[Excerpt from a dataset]

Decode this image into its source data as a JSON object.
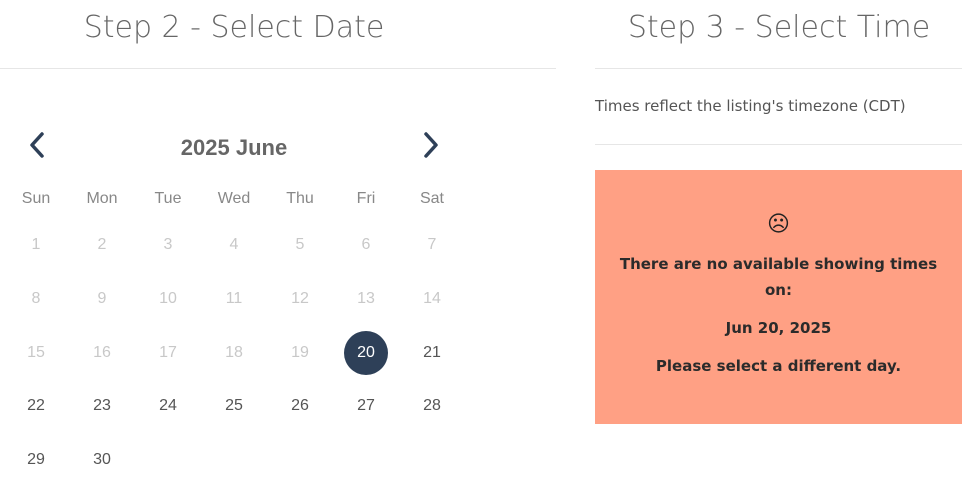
{
  "step2": {
    "title": "Step 2 - Select Date"
  },
  "calendar": {
    "month_label": "2025 June",
    "prev_icon": "chevron-left-icon",
    "next_icon": "chevron-right-icon",
    "weekdays": [
      "Sun",
      "Mon",
      "Tue",
      "Wed",
      "Thu",
      "Fri",
      "Sat"
    ],
    "weeks": [
      [
        {
          "d": "1",
          "s": "disabled"
        },
        {
          "d": "2",
          "s": "disabled"
        },
        {
          "d": "3",
          "s": "disabled"
        },
        {
          "d": "4",
          "s": "disabled"
        },
        {
          "d": "5",
          "s": "disabled"
        },
        {
          "d": "6",
          "s": "disabled"
        },
        {
          "d": "7",
          "s": "disabled"
        }
      ],
      [
        {
          "d": "8",
          "s": "disabled"
        },
        {
          "d": "9",
          "s": "disabled"
        },
        {
          "d": "10",
          "s": "disabled"
        },
        {
          "d": "11",
          "s": "disabled"
        },
        {
          "d": "12",
          "s": "disabled"
        },
        {
          "d": "13",
          "s": "disabled"
        },
        {
          "d": "14",
          "s": "disabled"
        }
      ],
      [
        {
          "d": "15",
          "s": "disabled"
        },
        {
          "d": "16",
          "s": "disabled"
        },
        {
          "d": "17",
          "s": "disabled"
        },
        {
          "d": "18",
          "s": "disabled"
        },
        {
          "d": "19",
          "s": "disabled"
        },
        {
          "d": "20",
          "s": "selected"
        },
        {
          "d": "21",
          "s": "available"
        }
      ],
      [
        {
          "d": "22",
          "s": "available"
        },
        {
          "d": "23",
          "s": "available"
        },
        {
          "d": "24",
          "s": "available"
        },
        {
          "d": "25",
          "s": "available"
        },
        {
          "d": "26",
          "s": "available"
        },
        {
          "d": "27",
          "s": "available"
        },
        {
          "d": "28",
          "s": "available"
        }
      ],
      [
        {
          "d": "29",
          "s": "available"
        },
        {
          "d": "30",
          "s": "available"
        }
      ]
    ],
    "selected_color": "#2e4058",
    "disabled_color": "#c8c8c8"
  },
  "step3": {
    "title": "Step 3 - Select Time",
    "timezone_note": "Times reflect the listing's timezone (CDT)",
    "no_times": {
      "icon": "sad-face-icon",
      "icon_glyph": "☹",
      "message": "There are no available showing times on:",
      "date": "Jun 20, 2025",
      "hint": "Please select a different day.",
      "background_color": "#ffa084"
    }
  }
}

* **Directions**
From start to finish, output the listing exactly, but omit its pictures.

* **Task output**
Decode this image into its source data as a JSON object.
{
  "step2": {
    "title": "Step 2 - Select Date"
  },
  "calendar": {
    "month_label": "2025 June",
    "prev_icon": "chevron-left-icon",
    "next_icon": "chevron-right-icon",
    "weekdays": [
      "Sun",
      "Mon",
      "Tue",
      "Wed",
      "Thu",
      "Fri",
      "Sat"
    ],
    "weeks": [
      [
        {
          "d": "1",
          "s": "disabled"
        },
        {
          "d": "2",
          "s": "disabled"
        },
        {
          "d": "3",
          "s": "disabled"
        },
        {
          "d": "4",
          "s": "disabled"
        },
        {
          "d": "5",
          "s": "disabled"
        },
        {
          "d": "6",
          "s": "disabled"
        },
        {
          "d": "7",
          "s": "disabled"
        }
      ],
      [
        {
          "d": "8",
          "s": "disabled"
        },
        {
          "d": "9",
          "s": "disabled"
        },
        {
          "d": "10",
          "s": "disabled"
        },
        {
          "d": "11",
          "s": "disabled"
        },
        {
          "d": "12",
          "s": "disabled"
        },
        {
          "d": "13",
          "s": "disabled"
        },
        {
          "d": "14",
          "s": "disabled"
        }
      ],
      [
        {
          "d": "15",
          "s": "disabled"
        },
        {
          "d": "16",
          "s": "disabled"
        },
        {
          "d": "17",
          "s": "disabled"
        },
        {
          "d": "18",
          "s": "disabled"
        },
        {
          "d": "19",
          "s": "disabled"
        },
        {
          "d": "20",
          "s": "selected"
        },
        {
          "d": "21",
          "s": "available"
        }
      ],
      [
        {
          "d": "22",
          "s": "available"
        },
        {
          "d": "23",
          "s": "available"
        },
        {
          "d": "24",
          "s": "available"
        },
        {
          "d": "25",
          "s": "available"
        },
        {
          "d": "26",
          "s": "available"
        },
        {
          "d": "27",
          "s": "available"
        },
        {
          "d": "28",
          "s": "available"
        }
      ],
      [
        {
          "d": "29",
          "s": "available"
        },
        {
          "d": "30",
          "s": "available"
        }
      ]
    ],
    "selected_color": "#2e4058",
    "disabled_color": "#c8c8c8"
  },
  "step3": {
    "title": "Step 3 - Select Time",
    "timezone_note": "Times reflect the listing's timezone (CDT)",
    "no_times": {
      "icon": "sad-face-icon",
      "icon_glyph": "☹",
      "message": "There are no available showing times on:",
      "date": "Jun 20, 2025",
      "hint": "Please select a different day.",
      "background_color": "#ffa084"
    }
  }
}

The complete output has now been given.